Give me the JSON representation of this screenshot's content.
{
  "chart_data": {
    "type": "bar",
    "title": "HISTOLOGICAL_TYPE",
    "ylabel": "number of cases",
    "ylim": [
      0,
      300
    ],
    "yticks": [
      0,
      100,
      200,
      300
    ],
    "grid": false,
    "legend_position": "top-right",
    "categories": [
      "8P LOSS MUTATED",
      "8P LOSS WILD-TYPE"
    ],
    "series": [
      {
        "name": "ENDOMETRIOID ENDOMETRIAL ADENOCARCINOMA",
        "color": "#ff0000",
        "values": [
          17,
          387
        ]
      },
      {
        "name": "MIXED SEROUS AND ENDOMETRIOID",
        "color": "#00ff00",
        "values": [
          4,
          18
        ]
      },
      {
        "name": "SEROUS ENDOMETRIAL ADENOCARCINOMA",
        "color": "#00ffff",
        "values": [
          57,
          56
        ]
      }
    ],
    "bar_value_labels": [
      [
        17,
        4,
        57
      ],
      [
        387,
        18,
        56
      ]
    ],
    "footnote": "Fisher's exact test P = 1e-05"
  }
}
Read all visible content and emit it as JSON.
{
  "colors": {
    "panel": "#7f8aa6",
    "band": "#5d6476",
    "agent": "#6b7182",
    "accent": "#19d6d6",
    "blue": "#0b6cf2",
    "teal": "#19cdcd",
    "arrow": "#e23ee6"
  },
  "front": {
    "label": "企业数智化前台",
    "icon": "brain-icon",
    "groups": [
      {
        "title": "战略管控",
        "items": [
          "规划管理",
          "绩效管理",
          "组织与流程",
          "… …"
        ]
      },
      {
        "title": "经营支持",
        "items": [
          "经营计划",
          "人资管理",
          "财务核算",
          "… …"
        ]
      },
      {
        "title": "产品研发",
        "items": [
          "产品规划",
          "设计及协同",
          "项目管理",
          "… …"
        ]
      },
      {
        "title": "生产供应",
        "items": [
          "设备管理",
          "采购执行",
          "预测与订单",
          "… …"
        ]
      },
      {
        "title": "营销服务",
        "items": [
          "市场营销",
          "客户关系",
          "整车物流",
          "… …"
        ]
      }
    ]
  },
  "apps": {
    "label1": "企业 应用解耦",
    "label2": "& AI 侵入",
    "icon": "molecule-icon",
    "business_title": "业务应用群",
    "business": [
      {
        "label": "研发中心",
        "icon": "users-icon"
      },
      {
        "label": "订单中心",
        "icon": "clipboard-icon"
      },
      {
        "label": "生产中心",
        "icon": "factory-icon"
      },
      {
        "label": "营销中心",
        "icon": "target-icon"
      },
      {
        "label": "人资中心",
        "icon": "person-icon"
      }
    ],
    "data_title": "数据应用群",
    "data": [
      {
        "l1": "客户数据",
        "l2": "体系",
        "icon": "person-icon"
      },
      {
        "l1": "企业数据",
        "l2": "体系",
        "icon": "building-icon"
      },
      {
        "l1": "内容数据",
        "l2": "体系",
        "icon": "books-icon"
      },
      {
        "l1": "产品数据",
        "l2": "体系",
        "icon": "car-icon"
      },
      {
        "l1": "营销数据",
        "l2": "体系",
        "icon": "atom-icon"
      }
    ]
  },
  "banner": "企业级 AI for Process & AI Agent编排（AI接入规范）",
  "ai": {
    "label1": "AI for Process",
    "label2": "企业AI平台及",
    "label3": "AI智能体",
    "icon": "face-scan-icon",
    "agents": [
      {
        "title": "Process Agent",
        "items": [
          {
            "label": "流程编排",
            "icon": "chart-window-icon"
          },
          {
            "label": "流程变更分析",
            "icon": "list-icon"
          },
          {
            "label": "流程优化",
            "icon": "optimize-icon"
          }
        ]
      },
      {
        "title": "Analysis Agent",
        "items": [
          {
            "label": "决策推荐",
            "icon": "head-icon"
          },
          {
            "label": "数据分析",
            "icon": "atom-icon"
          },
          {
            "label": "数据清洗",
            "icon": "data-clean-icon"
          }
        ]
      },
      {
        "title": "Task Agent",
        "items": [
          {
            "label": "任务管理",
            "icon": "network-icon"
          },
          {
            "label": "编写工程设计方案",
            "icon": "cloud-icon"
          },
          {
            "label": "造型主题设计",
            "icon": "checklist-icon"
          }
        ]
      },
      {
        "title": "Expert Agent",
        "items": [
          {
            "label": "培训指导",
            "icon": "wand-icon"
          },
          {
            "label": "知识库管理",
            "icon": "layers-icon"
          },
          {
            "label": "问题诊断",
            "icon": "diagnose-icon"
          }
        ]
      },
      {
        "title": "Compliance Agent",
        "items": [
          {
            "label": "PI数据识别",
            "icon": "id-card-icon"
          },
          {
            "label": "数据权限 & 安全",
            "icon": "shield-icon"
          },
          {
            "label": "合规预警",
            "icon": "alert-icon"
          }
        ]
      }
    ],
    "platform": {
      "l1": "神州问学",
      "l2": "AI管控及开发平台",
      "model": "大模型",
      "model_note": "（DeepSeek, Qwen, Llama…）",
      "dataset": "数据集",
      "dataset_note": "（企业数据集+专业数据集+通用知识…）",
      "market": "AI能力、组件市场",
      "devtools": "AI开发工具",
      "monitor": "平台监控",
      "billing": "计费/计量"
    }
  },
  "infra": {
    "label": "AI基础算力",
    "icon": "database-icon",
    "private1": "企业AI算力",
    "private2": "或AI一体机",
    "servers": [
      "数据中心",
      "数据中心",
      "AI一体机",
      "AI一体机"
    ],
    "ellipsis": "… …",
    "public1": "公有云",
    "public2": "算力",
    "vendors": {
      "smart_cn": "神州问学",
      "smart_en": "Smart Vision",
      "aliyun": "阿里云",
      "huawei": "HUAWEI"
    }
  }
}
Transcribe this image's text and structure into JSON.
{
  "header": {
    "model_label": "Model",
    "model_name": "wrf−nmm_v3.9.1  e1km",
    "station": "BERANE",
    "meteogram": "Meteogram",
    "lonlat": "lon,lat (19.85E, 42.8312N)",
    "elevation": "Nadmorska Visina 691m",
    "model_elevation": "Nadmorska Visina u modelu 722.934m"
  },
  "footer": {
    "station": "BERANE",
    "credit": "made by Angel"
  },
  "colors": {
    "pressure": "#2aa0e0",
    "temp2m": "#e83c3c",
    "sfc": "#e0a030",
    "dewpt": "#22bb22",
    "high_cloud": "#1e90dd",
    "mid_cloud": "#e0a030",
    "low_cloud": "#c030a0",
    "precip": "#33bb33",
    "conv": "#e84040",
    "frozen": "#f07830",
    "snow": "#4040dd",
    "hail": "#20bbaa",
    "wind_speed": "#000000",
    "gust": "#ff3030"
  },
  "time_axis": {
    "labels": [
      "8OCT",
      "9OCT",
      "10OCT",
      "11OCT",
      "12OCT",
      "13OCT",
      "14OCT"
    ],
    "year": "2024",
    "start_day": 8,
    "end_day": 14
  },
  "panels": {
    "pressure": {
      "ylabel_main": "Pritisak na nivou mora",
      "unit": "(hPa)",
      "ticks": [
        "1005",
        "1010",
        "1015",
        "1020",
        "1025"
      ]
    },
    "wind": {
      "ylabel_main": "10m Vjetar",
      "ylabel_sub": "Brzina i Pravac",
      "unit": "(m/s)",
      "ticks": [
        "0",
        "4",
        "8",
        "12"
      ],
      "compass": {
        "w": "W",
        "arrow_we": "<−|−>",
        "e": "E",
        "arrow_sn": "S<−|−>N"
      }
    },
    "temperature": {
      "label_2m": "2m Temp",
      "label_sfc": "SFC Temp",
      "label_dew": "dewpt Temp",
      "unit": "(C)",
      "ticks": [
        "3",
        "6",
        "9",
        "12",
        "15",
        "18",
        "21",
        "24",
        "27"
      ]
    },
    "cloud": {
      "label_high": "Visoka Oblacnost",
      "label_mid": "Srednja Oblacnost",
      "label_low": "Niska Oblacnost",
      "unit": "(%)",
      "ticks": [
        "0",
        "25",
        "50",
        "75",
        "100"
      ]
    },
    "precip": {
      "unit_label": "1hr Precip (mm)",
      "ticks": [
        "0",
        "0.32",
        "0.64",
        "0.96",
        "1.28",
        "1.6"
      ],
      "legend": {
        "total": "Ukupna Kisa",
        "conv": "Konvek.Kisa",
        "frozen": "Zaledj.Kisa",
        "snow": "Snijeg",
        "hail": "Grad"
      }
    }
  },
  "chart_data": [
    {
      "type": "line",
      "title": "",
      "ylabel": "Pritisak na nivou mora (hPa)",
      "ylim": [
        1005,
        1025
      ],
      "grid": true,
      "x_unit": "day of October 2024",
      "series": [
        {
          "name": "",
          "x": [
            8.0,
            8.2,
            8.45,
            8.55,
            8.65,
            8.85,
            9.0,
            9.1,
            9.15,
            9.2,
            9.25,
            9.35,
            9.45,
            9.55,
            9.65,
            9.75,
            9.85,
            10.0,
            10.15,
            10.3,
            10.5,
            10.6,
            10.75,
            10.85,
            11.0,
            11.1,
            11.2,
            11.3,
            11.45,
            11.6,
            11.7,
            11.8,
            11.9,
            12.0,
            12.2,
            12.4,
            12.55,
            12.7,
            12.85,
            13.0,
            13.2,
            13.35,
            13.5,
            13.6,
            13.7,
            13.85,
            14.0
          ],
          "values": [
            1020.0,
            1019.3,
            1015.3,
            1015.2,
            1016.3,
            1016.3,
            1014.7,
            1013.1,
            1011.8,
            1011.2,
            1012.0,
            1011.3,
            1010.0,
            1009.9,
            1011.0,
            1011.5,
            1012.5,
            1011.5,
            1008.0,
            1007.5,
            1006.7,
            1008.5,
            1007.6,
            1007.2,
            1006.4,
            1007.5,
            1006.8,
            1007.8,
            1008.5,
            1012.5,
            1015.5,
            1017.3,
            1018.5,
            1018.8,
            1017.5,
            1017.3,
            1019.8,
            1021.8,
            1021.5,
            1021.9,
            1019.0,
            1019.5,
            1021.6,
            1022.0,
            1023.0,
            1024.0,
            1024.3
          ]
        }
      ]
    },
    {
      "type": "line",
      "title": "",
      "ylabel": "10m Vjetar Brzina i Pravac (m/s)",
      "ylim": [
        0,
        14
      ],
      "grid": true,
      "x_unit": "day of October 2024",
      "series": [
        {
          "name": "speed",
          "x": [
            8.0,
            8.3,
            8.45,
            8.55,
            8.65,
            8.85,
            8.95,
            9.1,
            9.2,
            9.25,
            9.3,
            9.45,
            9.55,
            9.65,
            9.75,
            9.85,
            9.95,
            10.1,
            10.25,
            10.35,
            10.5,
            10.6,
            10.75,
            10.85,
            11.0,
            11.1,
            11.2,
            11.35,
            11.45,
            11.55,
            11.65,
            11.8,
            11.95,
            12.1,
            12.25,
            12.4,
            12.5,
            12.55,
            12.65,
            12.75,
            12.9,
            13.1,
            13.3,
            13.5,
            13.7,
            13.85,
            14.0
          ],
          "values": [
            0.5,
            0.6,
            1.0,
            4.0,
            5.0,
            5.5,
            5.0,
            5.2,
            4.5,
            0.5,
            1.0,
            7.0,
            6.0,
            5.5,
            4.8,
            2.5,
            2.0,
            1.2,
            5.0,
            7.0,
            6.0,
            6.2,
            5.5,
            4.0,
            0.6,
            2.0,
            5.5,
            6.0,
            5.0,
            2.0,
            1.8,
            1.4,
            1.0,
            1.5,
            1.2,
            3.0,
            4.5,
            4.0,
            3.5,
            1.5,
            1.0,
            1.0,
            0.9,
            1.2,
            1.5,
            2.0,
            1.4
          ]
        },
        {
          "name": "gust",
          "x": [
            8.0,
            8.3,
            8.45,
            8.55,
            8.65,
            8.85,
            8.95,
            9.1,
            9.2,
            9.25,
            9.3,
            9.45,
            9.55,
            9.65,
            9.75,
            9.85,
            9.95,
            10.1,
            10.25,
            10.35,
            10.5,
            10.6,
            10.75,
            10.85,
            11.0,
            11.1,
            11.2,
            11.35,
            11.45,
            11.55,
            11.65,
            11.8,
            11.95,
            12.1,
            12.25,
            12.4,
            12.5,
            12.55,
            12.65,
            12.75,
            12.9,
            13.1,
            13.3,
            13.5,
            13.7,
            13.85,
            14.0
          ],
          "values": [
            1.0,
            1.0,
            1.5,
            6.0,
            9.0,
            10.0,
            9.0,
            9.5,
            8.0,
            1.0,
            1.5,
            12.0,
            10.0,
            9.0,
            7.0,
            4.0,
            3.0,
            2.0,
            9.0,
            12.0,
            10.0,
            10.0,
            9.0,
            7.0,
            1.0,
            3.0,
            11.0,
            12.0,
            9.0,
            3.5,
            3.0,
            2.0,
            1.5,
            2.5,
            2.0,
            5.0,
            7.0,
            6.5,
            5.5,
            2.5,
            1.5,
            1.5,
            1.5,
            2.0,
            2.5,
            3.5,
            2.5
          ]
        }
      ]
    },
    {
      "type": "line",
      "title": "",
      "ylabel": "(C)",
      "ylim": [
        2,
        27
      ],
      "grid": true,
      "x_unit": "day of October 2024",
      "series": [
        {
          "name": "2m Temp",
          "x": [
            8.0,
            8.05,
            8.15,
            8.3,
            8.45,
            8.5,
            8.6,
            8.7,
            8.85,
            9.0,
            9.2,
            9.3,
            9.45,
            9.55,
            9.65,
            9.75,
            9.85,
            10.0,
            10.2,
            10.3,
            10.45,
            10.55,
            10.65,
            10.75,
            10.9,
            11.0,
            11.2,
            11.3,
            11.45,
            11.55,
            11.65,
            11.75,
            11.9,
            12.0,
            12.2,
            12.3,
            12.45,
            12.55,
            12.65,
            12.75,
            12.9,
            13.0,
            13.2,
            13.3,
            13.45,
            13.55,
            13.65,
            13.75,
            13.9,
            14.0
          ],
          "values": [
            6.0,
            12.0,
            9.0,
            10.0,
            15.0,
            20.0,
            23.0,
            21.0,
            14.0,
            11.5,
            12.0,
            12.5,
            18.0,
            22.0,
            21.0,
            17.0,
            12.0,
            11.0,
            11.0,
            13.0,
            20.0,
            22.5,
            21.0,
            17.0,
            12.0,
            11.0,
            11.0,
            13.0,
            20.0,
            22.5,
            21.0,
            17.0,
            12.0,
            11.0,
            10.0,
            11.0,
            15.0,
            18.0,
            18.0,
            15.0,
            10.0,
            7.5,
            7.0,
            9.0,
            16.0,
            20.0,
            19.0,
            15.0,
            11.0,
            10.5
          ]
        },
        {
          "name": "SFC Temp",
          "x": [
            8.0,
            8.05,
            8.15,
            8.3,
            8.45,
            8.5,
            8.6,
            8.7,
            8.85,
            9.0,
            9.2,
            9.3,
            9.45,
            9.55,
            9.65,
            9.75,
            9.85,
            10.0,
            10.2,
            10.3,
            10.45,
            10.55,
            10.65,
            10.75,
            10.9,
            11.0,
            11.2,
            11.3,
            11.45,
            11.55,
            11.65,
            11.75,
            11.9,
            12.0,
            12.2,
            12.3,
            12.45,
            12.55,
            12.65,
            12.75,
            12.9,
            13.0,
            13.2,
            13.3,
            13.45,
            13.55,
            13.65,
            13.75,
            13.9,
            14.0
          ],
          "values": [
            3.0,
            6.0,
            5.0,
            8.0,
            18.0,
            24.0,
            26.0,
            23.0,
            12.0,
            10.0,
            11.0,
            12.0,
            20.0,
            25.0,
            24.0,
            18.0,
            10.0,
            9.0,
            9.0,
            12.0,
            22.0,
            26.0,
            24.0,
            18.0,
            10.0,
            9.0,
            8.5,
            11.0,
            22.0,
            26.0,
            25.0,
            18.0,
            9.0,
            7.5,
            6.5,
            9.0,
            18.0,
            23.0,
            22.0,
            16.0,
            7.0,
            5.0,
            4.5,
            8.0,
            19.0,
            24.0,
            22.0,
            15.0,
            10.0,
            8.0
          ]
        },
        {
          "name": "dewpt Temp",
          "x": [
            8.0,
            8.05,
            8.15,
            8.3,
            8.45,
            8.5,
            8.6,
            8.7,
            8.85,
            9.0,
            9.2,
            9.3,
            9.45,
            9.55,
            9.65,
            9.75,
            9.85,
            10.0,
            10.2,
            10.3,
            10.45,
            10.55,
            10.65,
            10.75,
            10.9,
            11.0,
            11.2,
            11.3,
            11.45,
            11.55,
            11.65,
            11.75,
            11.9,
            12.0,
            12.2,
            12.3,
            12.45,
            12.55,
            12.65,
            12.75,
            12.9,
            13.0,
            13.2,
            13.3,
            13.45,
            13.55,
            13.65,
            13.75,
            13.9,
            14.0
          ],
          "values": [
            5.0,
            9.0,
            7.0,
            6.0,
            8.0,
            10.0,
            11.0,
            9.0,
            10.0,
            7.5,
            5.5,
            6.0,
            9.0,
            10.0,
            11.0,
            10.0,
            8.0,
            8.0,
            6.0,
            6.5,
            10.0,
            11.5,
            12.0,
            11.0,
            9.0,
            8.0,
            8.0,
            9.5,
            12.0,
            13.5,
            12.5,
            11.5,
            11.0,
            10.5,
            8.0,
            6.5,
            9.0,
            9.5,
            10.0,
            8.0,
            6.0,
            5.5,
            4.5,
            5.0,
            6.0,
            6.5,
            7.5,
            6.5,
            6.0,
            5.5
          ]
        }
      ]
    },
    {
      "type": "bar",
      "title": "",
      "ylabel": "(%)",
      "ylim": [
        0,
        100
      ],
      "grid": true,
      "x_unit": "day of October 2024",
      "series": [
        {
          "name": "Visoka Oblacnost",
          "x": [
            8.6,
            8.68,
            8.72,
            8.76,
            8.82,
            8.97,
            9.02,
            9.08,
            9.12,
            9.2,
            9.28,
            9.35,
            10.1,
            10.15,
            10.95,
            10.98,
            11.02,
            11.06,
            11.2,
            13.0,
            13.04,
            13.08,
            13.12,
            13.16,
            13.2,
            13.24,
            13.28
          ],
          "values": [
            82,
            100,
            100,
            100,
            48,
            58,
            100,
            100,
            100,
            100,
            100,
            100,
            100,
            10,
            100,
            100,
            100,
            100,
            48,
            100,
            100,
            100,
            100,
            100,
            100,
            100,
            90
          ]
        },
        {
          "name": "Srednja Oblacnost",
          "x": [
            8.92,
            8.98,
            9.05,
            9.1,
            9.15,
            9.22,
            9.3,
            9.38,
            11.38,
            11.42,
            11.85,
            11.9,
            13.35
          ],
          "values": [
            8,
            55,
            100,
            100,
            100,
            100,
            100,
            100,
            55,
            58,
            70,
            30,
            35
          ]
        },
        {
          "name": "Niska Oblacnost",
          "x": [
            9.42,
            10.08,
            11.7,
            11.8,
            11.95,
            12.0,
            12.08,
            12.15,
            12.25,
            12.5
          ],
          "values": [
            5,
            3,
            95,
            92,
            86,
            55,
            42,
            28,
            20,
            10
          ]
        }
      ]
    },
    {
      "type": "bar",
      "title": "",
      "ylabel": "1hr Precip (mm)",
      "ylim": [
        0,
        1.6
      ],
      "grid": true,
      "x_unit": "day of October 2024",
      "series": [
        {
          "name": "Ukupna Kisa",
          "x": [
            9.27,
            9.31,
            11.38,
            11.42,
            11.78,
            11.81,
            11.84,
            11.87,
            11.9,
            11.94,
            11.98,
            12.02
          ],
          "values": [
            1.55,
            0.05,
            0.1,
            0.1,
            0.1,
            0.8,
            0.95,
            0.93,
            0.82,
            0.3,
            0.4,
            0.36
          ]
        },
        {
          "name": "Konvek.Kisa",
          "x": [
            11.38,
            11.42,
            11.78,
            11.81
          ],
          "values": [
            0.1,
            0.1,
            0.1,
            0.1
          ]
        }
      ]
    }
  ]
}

* [Given exercise]: Locate the lines above that hold the word "Oblacnost". Show every one of them.

* [Reply to the exercise]:
      "label_high": "Visoka Oblacnost",
      "label_mid": "Srednja Oblacnost",
      "label_low": "Niska Oblacnost",
          "name": "Visoka Oblacnost",
          "name": "Srednja Oblacnost",
          "name": "Niska Oblacnost",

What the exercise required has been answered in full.